SET EXERCISE: Copy the line with "What text is on this page?" and all lines following it through the last line of the entries, exactly as written.

EXTRACTED DATA:
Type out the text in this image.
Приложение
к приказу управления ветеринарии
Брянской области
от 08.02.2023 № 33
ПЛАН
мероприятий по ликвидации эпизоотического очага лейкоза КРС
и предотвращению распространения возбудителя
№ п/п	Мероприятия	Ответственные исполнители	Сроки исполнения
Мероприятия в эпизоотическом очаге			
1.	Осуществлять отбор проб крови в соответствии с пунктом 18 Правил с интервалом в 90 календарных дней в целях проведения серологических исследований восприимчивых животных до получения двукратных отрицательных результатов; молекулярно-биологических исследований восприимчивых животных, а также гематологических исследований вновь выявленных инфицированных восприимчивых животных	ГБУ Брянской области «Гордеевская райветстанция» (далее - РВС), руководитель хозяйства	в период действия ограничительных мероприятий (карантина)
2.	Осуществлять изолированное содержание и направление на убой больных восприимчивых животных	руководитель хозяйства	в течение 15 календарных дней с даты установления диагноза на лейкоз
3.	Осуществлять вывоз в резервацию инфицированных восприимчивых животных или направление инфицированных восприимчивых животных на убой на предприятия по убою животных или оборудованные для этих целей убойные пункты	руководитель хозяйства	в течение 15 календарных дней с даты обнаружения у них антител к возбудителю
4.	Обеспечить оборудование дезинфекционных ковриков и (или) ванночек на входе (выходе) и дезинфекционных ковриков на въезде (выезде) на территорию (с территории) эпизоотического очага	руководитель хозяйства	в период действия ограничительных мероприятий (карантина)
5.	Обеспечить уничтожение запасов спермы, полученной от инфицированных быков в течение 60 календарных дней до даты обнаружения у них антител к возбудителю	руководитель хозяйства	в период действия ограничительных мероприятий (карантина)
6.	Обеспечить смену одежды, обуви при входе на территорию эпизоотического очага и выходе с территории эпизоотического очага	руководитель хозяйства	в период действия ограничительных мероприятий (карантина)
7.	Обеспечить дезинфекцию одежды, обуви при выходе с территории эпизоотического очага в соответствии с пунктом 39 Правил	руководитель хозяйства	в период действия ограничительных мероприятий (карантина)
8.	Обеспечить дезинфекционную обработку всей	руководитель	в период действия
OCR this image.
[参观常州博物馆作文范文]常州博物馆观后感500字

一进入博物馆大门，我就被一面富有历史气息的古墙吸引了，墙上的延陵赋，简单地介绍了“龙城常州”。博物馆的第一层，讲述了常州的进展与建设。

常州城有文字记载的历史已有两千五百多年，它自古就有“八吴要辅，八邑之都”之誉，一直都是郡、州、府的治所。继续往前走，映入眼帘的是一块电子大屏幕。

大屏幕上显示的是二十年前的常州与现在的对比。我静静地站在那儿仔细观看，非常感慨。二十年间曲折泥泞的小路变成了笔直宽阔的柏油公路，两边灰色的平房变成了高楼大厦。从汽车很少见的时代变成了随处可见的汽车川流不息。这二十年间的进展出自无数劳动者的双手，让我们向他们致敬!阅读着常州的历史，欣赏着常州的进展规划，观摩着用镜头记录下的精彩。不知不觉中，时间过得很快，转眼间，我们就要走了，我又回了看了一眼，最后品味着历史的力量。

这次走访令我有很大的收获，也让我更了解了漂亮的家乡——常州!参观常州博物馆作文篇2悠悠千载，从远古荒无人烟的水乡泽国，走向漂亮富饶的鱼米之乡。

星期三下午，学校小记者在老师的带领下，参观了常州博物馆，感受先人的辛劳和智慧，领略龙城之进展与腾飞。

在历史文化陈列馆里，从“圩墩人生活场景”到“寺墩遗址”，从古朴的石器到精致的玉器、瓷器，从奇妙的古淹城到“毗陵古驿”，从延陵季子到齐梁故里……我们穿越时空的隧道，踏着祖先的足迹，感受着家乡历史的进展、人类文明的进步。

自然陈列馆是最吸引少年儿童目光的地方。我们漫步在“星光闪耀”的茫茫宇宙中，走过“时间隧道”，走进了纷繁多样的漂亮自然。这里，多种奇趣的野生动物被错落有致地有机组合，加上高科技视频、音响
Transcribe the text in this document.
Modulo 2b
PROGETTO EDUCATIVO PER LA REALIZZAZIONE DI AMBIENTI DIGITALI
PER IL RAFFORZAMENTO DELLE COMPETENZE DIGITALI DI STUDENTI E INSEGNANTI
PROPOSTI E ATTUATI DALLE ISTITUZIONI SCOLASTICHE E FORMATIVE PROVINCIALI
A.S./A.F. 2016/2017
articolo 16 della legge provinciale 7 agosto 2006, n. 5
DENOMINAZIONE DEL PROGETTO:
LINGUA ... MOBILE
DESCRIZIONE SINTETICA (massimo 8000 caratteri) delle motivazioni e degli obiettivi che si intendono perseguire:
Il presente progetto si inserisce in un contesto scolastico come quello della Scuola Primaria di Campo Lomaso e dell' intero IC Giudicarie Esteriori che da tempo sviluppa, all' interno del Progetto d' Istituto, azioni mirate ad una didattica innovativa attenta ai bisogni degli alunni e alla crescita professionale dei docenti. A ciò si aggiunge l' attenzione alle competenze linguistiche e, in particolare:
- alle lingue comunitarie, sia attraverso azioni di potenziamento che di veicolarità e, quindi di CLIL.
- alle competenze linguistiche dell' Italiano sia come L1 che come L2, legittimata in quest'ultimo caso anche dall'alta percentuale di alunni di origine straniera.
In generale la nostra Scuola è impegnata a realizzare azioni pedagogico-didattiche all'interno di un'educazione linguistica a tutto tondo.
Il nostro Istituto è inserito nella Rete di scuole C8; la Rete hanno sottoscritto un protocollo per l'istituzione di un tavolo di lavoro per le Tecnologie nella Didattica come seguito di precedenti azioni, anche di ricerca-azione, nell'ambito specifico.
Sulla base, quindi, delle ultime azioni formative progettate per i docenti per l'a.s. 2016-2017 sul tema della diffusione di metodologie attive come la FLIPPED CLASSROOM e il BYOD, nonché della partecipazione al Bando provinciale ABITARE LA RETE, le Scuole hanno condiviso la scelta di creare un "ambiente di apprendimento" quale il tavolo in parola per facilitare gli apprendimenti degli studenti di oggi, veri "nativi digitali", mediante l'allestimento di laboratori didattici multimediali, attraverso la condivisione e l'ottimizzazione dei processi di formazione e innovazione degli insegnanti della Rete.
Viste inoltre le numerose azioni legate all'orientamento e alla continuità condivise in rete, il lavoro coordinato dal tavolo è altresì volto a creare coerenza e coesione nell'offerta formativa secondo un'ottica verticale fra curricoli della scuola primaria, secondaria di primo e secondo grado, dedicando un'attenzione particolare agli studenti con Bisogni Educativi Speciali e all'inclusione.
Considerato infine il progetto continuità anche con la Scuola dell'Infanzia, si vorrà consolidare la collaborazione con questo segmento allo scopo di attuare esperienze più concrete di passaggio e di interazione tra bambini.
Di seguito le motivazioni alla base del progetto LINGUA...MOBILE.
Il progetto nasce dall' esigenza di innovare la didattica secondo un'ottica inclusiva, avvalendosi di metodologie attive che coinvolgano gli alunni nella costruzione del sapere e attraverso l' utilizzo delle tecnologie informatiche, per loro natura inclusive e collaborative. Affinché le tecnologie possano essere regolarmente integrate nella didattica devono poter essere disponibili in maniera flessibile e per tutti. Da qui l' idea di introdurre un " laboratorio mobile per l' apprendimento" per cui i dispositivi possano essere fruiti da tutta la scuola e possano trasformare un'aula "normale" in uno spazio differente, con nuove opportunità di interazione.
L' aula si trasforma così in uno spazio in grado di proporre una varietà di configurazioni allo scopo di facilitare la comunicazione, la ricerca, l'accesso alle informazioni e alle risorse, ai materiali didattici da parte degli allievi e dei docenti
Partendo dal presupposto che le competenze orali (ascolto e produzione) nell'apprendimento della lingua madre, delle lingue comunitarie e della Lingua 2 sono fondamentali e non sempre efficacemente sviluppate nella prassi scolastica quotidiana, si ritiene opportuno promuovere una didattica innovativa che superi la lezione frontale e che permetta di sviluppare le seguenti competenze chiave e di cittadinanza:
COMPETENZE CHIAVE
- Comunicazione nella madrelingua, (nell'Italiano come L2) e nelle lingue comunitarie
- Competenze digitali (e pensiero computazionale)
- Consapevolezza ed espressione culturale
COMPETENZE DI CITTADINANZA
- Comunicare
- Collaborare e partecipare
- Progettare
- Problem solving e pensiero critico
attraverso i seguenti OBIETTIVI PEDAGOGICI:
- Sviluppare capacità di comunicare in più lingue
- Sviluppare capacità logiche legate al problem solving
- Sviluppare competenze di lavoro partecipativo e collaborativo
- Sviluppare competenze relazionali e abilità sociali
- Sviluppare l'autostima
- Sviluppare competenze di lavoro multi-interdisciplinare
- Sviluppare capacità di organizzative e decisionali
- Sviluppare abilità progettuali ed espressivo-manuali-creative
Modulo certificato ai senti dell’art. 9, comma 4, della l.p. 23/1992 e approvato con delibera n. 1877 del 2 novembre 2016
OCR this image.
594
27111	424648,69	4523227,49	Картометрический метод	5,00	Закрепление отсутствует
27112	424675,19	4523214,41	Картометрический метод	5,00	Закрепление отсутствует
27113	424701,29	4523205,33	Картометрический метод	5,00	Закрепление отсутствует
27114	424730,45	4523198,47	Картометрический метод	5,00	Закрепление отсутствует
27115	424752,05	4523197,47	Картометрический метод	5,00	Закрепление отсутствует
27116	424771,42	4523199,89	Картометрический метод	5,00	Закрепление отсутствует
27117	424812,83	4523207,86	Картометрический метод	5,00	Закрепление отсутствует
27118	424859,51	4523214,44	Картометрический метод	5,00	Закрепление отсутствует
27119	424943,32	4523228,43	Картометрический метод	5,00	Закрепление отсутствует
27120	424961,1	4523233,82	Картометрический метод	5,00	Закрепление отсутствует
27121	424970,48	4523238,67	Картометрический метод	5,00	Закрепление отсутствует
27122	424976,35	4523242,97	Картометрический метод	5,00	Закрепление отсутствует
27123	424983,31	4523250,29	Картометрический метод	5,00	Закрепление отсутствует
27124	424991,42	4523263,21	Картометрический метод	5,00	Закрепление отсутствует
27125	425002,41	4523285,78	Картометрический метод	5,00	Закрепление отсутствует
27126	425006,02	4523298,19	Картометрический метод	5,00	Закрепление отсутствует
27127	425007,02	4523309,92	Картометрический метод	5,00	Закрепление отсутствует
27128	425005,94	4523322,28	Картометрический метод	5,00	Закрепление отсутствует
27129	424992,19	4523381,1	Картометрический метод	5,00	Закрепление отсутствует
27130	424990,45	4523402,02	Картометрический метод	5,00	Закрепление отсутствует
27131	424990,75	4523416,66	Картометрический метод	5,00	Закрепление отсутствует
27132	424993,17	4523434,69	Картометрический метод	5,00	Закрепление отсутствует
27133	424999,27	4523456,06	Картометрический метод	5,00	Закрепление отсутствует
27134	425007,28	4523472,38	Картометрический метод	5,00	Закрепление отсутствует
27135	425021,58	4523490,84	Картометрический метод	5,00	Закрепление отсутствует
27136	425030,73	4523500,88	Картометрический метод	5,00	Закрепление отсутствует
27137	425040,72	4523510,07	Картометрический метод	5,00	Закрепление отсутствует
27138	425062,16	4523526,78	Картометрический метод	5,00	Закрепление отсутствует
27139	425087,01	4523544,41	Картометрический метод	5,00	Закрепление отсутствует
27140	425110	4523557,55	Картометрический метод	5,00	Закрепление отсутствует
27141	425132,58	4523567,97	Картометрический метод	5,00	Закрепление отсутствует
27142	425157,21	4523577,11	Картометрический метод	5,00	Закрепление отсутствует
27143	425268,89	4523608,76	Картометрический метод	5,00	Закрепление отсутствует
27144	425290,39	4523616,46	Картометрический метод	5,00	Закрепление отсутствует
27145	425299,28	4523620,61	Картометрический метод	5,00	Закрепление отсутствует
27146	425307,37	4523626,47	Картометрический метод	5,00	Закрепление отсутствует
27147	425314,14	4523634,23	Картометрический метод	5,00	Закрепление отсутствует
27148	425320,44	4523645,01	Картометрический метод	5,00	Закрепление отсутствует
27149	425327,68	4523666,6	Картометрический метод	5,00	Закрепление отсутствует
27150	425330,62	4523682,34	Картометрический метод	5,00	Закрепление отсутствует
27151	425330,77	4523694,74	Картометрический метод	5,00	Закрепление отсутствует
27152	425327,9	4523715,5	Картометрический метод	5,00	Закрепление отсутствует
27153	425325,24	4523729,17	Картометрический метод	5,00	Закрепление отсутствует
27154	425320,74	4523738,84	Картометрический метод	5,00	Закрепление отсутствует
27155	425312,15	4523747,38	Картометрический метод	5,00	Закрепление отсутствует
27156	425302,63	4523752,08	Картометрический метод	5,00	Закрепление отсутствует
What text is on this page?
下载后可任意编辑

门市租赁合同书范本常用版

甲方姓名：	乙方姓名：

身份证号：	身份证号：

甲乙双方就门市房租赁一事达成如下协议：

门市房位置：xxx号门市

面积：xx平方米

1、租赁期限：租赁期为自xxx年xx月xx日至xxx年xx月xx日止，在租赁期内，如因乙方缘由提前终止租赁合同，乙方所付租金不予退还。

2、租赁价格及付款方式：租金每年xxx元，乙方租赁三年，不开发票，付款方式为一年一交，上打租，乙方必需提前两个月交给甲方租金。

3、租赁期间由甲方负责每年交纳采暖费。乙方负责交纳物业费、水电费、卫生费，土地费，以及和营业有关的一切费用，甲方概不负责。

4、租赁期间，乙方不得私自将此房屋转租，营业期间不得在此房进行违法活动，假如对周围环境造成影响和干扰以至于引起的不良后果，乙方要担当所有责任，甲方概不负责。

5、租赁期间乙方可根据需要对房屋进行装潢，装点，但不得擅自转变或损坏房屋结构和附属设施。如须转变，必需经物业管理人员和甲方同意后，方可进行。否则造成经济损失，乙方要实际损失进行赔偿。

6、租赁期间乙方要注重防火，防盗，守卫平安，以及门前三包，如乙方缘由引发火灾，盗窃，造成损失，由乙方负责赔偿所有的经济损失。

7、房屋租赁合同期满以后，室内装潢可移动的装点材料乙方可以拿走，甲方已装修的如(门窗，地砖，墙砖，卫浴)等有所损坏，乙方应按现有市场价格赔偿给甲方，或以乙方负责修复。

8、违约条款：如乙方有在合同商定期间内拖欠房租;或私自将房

OUTPUT BELOW:
What text is on this page?
下载后可任意编辑

门市租赁合同书范本常用版

甲方姓名：	乙方姓名：

身份证号：	身份证号：

甲乙双方就门市房租赁一事达成如下协议：

门市房位置：xxx号门市

面积：xx平方米

1、租赁期限：租赁期为自xxx年xx月xx日至xxx年xx月xx日止，在租赁期内，如因乙方缘由提前终止租赁合同，乙方所付租金不予退还。

2、租赁价格及付款方式：租金每年xxx元，乙方租赁三年，不开发票，付款方式为一年一交，上打租，乙方必需提前两个月交给甲方租金。

3、租赁期间由甲方负责每年交纳采暖费。乙方负责交纳物业费、水电费、卫生费，土地费，以及和营业有关的一切费用，甲方概不负责。

4、租赁期间，乙方不得私自将此房屋转租，营业期间不得在此房进行违法活动，假如对周围环境造成影响和干扰以至于引起的不良后果，乙方要担当所有责任，甲方概不负责。

5、租赁期间乙方可根据需要对房屋进行装潢，装点，但不得擅自转变或损坏房屋结构和附属设施。如须转变，必需经物业管理人员和甲方同意后，方可进行。否则造成经济损失，乙方要实际损失进行赔偿。

6、租赁期间乙方要注重防火，防盗，守卫平安，以及门前三包，如乙方缘由引发火灾，盗窃，造成损失，由乙方负责赔偿所有的经济损失。

7、房屋租赁合同期满以后，室内装潢可移动的装点材料乙方可以拿走，甲方已装修的如(门窗，地砖，墙砖，卫浴)等有所损坏，乙方应按现有市场价格赔偿给甲方，或以乙方负责修复。

8、违约条款：如乙方有在合同商定期间内拖欠房租;或私自将房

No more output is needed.